--- Begin Given information ---

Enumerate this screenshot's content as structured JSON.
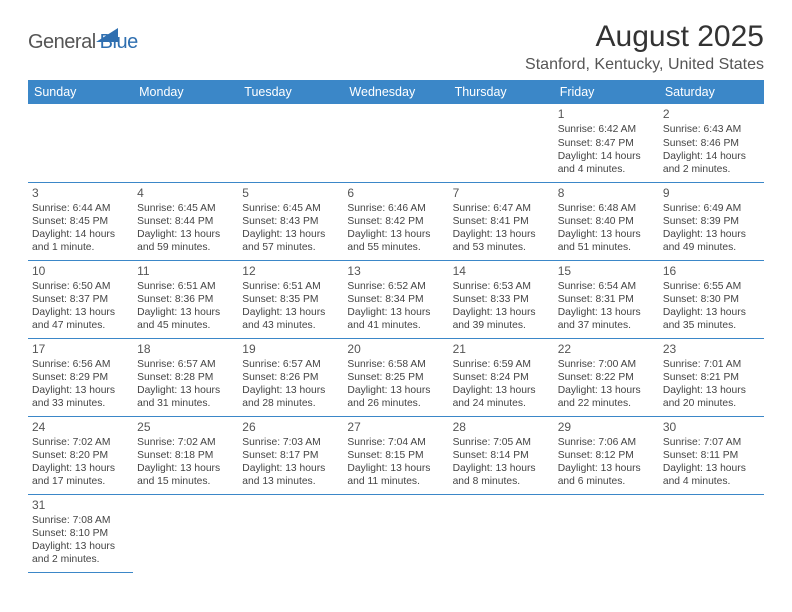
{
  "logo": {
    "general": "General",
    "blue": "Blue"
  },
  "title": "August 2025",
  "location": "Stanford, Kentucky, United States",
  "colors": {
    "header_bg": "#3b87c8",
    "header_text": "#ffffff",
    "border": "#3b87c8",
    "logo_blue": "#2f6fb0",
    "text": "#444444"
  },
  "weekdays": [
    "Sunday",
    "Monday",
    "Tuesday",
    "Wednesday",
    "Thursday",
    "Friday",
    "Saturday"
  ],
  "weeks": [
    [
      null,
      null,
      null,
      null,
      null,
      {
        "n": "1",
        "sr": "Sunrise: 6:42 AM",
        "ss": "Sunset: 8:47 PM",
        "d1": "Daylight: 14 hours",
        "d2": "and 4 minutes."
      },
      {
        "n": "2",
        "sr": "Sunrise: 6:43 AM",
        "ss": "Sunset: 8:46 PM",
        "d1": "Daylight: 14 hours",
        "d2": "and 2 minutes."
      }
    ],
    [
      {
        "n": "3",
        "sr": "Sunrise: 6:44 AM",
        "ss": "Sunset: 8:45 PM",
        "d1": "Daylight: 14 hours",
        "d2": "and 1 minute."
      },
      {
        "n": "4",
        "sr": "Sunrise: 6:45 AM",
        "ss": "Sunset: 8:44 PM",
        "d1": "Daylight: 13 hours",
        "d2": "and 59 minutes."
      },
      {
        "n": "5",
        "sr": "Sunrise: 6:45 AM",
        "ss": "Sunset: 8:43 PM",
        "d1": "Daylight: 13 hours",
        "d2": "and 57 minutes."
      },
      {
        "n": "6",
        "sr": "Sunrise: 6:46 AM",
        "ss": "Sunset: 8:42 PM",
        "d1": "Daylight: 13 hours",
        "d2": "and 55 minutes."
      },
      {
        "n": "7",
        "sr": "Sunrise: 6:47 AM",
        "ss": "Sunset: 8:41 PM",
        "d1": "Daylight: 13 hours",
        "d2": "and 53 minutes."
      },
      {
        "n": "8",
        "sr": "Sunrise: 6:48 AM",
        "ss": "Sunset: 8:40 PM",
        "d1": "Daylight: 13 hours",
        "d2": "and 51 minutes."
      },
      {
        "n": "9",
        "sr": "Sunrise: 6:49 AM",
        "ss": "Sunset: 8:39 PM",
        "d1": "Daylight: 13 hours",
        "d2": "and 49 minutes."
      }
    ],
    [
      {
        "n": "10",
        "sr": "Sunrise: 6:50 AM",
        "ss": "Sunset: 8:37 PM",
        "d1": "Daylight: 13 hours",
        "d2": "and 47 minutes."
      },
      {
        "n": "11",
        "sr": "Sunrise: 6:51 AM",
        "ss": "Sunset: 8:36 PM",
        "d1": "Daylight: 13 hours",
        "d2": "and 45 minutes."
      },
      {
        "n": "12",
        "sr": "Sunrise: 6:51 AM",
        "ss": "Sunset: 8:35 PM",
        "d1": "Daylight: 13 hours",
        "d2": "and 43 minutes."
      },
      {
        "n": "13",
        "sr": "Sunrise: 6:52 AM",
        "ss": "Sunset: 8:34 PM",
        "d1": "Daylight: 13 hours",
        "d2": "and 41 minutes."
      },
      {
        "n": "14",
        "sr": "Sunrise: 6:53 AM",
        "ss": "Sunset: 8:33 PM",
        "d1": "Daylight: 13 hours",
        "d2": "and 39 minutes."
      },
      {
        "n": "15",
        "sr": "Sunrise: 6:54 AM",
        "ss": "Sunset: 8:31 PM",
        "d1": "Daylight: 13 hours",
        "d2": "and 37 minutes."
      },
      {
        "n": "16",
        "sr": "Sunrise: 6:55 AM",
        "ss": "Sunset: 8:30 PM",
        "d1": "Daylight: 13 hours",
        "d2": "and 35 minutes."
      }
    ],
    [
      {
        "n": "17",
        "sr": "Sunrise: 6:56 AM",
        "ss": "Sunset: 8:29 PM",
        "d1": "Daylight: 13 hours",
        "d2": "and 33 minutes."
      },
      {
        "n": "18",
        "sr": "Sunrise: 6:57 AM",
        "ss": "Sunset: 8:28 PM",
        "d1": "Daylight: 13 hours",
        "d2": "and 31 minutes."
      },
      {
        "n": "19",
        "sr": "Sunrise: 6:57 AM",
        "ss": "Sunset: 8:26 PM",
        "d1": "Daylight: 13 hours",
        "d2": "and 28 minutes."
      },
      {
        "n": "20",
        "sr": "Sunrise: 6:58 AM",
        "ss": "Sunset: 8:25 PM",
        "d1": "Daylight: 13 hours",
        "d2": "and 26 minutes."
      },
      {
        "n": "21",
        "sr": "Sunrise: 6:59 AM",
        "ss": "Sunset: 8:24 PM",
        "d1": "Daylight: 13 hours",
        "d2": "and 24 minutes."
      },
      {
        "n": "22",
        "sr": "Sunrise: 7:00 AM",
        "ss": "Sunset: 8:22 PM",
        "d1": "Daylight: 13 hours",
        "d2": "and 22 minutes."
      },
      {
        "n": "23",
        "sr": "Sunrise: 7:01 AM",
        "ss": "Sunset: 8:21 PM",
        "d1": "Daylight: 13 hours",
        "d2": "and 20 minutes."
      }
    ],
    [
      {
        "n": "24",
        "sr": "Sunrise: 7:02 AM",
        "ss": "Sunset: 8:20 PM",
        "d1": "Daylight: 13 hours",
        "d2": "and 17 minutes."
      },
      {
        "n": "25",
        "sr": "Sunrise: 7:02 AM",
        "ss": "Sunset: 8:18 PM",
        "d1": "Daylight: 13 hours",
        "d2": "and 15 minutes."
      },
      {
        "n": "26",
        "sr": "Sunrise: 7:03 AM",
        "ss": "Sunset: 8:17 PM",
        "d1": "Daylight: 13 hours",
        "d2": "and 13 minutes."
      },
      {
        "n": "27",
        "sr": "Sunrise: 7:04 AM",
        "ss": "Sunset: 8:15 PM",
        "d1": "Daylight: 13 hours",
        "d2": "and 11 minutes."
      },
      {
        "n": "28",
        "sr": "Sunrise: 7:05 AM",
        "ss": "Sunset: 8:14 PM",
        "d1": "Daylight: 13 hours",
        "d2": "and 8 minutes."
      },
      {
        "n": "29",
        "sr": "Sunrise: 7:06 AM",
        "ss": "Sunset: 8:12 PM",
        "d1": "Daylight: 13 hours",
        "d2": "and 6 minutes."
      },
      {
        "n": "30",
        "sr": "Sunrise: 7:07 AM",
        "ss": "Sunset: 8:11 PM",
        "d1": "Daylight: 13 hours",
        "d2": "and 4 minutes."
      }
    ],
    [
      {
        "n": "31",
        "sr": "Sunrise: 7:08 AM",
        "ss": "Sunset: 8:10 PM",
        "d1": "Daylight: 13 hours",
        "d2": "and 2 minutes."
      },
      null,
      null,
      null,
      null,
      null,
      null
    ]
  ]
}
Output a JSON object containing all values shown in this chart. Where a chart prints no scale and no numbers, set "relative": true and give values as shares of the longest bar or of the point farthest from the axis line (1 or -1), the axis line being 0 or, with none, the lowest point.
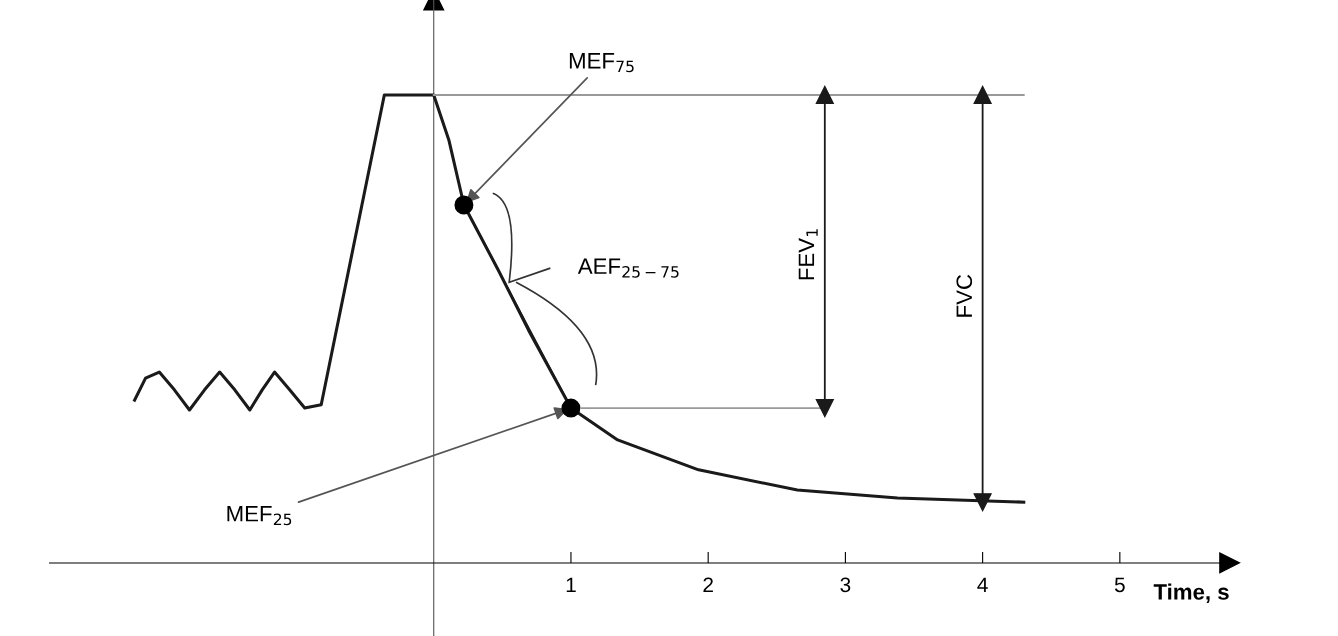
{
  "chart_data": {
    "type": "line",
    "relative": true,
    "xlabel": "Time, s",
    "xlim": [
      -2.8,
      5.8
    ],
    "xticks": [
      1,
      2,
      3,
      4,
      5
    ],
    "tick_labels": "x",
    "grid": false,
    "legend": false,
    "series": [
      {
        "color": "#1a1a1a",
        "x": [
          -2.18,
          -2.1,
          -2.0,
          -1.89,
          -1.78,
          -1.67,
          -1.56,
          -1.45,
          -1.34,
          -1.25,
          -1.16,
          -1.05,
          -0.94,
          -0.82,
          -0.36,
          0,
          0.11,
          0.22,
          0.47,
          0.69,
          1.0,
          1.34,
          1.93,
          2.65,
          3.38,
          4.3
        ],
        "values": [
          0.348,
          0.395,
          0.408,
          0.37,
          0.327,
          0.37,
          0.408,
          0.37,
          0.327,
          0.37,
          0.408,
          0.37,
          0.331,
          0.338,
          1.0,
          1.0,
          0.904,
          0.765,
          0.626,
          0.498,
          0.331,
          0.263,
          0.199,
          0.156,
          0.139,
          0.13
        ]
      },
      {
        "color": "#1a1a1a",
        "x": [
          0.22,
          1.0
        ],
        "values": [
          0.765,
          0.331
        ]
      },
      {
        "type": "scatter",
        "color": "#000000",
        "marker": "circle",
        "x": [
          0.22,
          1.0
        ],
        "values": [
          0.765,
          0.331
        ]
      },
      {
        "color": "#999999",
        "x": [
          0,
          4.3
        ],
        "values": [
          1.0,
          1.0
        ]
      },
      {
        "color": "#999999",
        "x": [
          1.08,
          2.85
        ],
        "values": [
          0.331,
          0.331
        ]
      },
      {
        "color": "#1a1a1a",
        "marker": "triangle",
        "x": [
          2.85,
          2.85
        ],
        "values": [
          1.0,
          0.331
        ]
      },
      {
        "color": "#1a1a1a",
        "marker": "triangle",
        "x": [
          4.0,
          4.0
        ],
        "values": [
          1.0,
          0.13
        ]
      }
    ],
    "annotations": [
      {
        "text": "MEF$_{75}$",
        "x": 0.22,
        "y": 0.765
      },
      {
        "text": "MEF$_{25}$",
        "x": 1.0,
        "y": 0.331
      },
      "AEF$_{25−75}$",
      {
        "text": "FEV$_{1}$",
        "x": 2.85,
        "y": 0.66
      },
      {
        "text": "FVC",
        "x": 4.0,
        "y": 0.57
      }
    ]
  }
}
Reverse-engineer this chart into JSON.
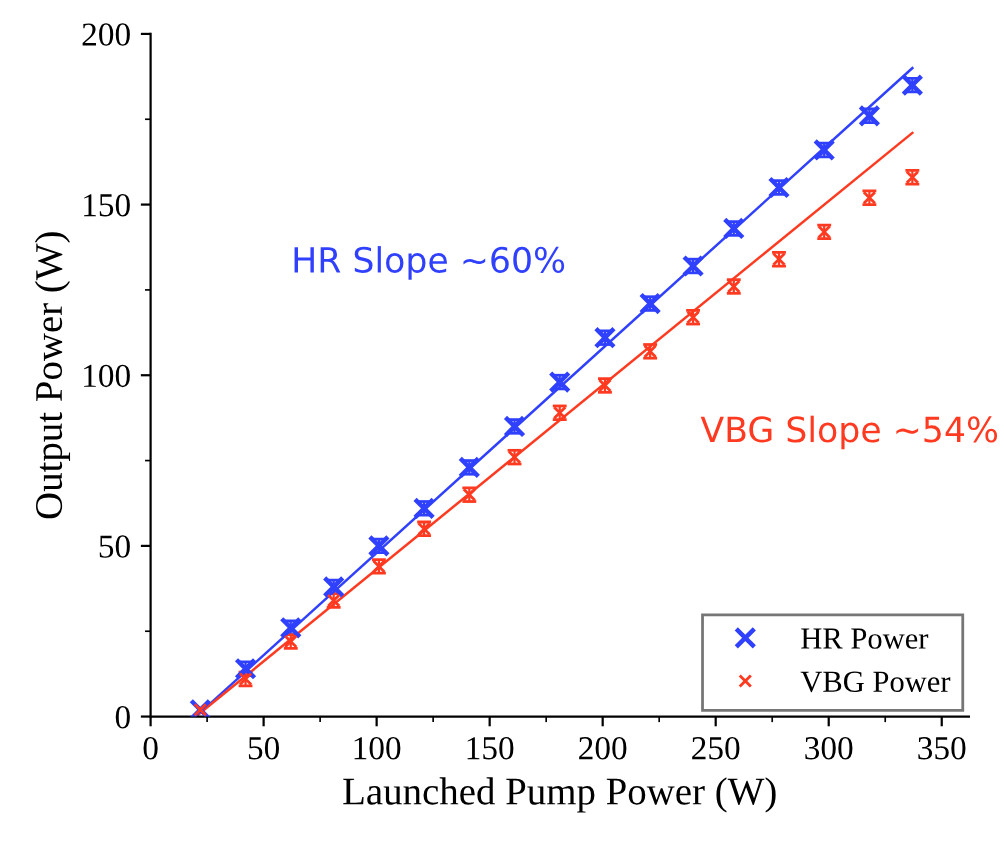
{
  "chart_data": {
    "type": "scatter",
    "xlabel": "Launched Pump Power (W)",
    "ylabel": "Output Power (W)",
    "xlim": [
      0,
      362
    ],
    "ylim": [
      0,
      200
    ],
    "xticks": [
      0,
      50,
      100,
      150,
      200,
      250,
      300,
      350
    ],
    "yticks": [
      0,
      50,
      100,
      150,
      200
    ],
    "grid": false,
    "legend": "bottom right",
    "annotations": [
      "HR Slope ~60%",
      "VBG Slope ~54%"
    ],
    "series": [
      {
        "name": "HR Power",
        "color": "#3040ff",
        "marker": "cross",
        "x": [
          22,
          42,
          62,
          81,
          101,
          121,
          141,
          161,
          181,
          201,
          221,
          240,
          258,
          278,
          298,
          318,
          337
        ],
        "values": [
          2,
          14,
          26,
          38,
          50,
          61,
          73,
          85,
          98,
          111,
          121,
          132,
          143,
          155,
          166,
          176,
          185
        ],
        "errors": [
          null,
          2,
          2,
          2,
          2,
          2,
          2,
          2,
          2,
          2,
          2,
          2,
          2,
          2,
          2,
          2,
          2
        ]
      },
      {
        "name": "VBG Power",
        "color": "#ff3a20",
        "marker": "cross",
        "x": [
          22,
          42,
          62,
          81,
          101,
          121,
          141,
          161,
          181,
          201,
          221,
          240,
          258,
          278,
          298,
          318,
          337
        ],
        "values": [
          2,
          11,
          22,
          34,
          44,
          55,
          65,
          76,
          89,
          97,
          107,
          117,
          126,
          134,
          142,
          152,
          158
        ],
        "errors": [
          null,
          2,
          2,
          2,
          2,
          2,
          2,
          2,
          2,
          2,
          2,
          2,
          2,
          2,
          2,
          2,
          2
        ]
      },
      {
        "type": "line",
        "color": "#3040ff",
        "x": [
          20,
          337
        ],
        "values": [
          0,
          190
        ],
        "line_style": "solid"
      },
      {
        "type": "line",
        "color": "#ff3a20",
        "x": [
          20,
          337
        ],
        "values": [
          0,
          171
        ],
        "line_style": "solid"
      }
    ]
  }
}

--- End Given information ---

*Task requirements*
Search the entries for the word "this", then gather every line that has it.

*Problem solution*
Enumerate this screenshot's content as structured JSON.
Output a JSON object containing all values shown in this chart. Where a chart prints no scale and no numbers, set "relative": true and give values as shares of the longest bar or of the point farthest from the axis line (1 or -1), the axis line being 0 or, with none, the lowest point.
Reverse-engineer this chart into JSON.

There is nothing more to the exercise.